> [CHALLENGE]: Look for "Population" in each line of the entries, and return the matching lines.

[Begin RECORDS SHOWN]

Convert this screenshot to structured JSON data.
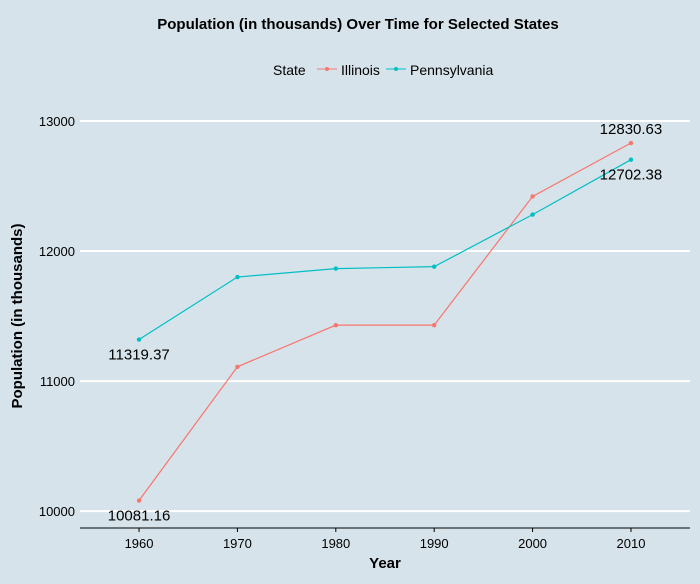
{
  "chart_data": {
    "type": "line",
    "title": "Population (in thousands) Over Time for Selected States",
    "xlabel": "Year",
    "ylabel": "Population (in thousands)",
    "x": [
      1960,
      1970,
      1980,
      1990,
      2000,
      2010
    ],
    "x_tick_labels": [
      "1960",
      "1970",
      "1980",
      "1990",
      "2000",
      "2010"
    ],
    "xlim": [
      1954,
      2016
    ],
    "ylim": [
      9870,
      13200
    ],
    "y_ticks": [
      10000,
      11000,
      12000,
      13000
    ],
    "y_tick_labels": [
      "10000",
      "11000",
      "12000",
      "13000"
    ],
    "grid": "horizontal major lines (white)",
    "legend": {
      "title": "State",
      "position": "top"
    },
    "series": [
      {
        "name": "Illinois",
        "color": "#f8766d",
        "values": [
          10081.16,
          11110,
          11430,
          11430,
          12420,
          12830.63
        ]
      },
      {
        "name": "Pennsylvania",
        "color": "#00bfc4",
        "values": [
          11319.37,
          11800,
          11865,
          11880,
          12280,
          12702.38
        ]
      }
    ],
    "annotations": [
      {
        "series": "Illinois",
        "x": 1960,
        "text": "10081.16"
      },
      {
        "series": "Illinois",
        "x": 2010,
        "text": "12830.63"
      },
      {
        "series": "Pennsylvania",
        "x": 1960,
        "text": "11319.37"
      },
      {
        "series": "Pennsylvania",
        "x": 2010,
        "text": "12702.38"
      }
    ]
  }
}
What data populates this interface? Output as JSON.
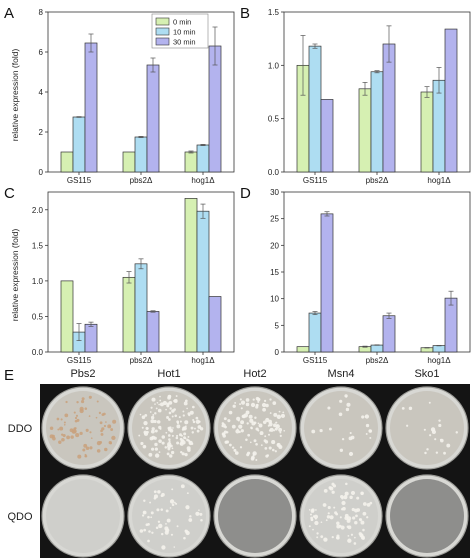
{
  "legend": [
    "0 min",
    "10 min",
    "30 min"
  ],
  "colors": {
    "s0": "#d6f0b2",
    "s1": "#aeddf2",
    "s2": "#b3b3ee",
    "edge": "#333333"
  },
  "ylabel": "relative expression (fold)",
  "chart_data": [
    {
      "type": "bar",
      "panel": "A",
      "categories": [
        "GS115",
        "pbs2Δ",
        "hog1Δ"
      ],
      "ylim": [
        0,
        8
      ],
      "yticks": [
        "0",
        "2",
        "4",
        "6",
        "8"
      ],
      "ytick_values": [
        0,
        2,
        4,
        6,
        8
      ],
      "ylabel": "relative expression (fold)",
      "series": [
        {
          "name": "0 min",
          "values": [
            1.0,
            1.0,
            1.0
          ],
          "errors": [
            0.0,
            0.0,
            0.05
          ]
        },
        {
          "name": "10 min",
          "values": [
            2.75,
            1.75,
            1.35
          ],
          "errors": [
            0.02,
            0.03,
            0.03
          ]
        },
        {
          "name": "30 min",
          "values": [
            6.45,
            5.35,
            6.3
          ],
          "errors": [
            0.45,
            0.35,
            0.95
          ]
        }
      ]
    },
    {
      "type": "bar",
      "panel": "B",
      "categories": [
        "GS115",
        "pbs2Δ",
        "hog1Δ"
      ],
      "ylim": [
        0,
        1.5
      ],
      "yticks": [
        "0.0",
        "0.5",
        "1.0",
        "1.5"
      ],
      "ytick_values": [
        0,
        0.5,
        1.0,
        1.5
      ],
      "series": [
        {
          "name": "0 min",
          "values": [
            1.0,
            0.78,
            0.75
          ],
          "errors": [
            0.28,
            0.06,
            0.05
          ]
        },
        {
          "name": "10 min",
          "values": [
            1.18,
            0.94,
            0.86
          ],
          "errors": [
            0.02,
            0.01,
            0.12
          ]
        },
        {
          "name": "30 min",
          "values": [
            0.68,
            1.2,
            1.34
          ],
          "errors": [
            0.0,
            0.17,
            0.0
          ]
        }
      ]
    },
    {
      "type": "bar",
      "panel": "C",
      "categories": [
        "GS115",
        "pbs2Δ",
        "hog1Δ"
      ],
      "ylim": [
        0,
        2.25
      ],
      "yticks": [
        "0.0",
        "0.5",
        "1.0",
        "1.5",
        "2.0"
      ],
      "ytick_values": [
        0,
        0.5,
        1.0,
        1.5,
        2.0
      ],
      "ylabel": "relative expression (fold)",
      "series": [
        {
          "name": "0 min",
          "values": [
            1.0,
            1.05,
            2.16
          ],
          "errors": [
            0.0,
            0.08,
            0.0
          ]
        },
        {
          "name": "10 min",
          "values": [
            0.28,
            1.24,
            1.98
          ],
          "errors": [
            0.12,
            0.07,
            0.1
          ]
        },
        {
          "name": "30 min",
          "values": [
            0.39,
            0.57,
            0.78
          ],
          "errors": [
            0.03,
            0.01,
            0.0
          ]
        }
      ]
    },
    {
      "type": "bar",
      "panel": "D",
      "categories": [
        "GS115",
        "pbs2Δ",
        "hog1Δ"
      ],
      "ylim": [
        0,
        30
      ],
      "yticks": [
        "0",
        "5",
        "10",
        "15",
        "20",
        "25",
        "30"
      ],
      "ytick_values": [
        0,
        5,
        10,
        15,
        20,
        25,
        30
      ],
      "series": [
        {
          "name": "0 min",
          "values": [
            1.0,
            1.0,
            0.8
          ],
          "errors": [
            0.0,
            0.1,
            0.05
          ]
        },
        {
          "name": "10 min",
          "values": [
            7.3,
            1.3,
            1.2
          ],
          "errors": [
            0.3,
            0.05,
            0.05
          ]
        },
        {
          "name": "30 min",
          "values": [
            25.9,
            6.8,
            10.1
          ],
          "errors": [
            0.4,
            0.5,
            1.3
          ]
        }
      ]
    }
  ],
  "panelE": {
    "letter": "E",
    "columns": [
      "Pbs2",
      "Hot1",
      "Hot2",
      "Msn4",
      "Sko1"
    ],
    "rows": [
      "DDO",
      "QDO"
    ],
    "colonies": [
      [
        0.45,
        0.9,
        0.75,
        0.15,
        0.12
      ],
      [
        0.0,
        0.35,
        0.0,
        0.55,
        0.0
      ]
    ]
  }
}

[End RECORDS SHOWN]

> [THE RESPONSE]:
    "title": "Population (in thousands) Over Time for Selected States",
    "ylabel": "Population (in thousands)",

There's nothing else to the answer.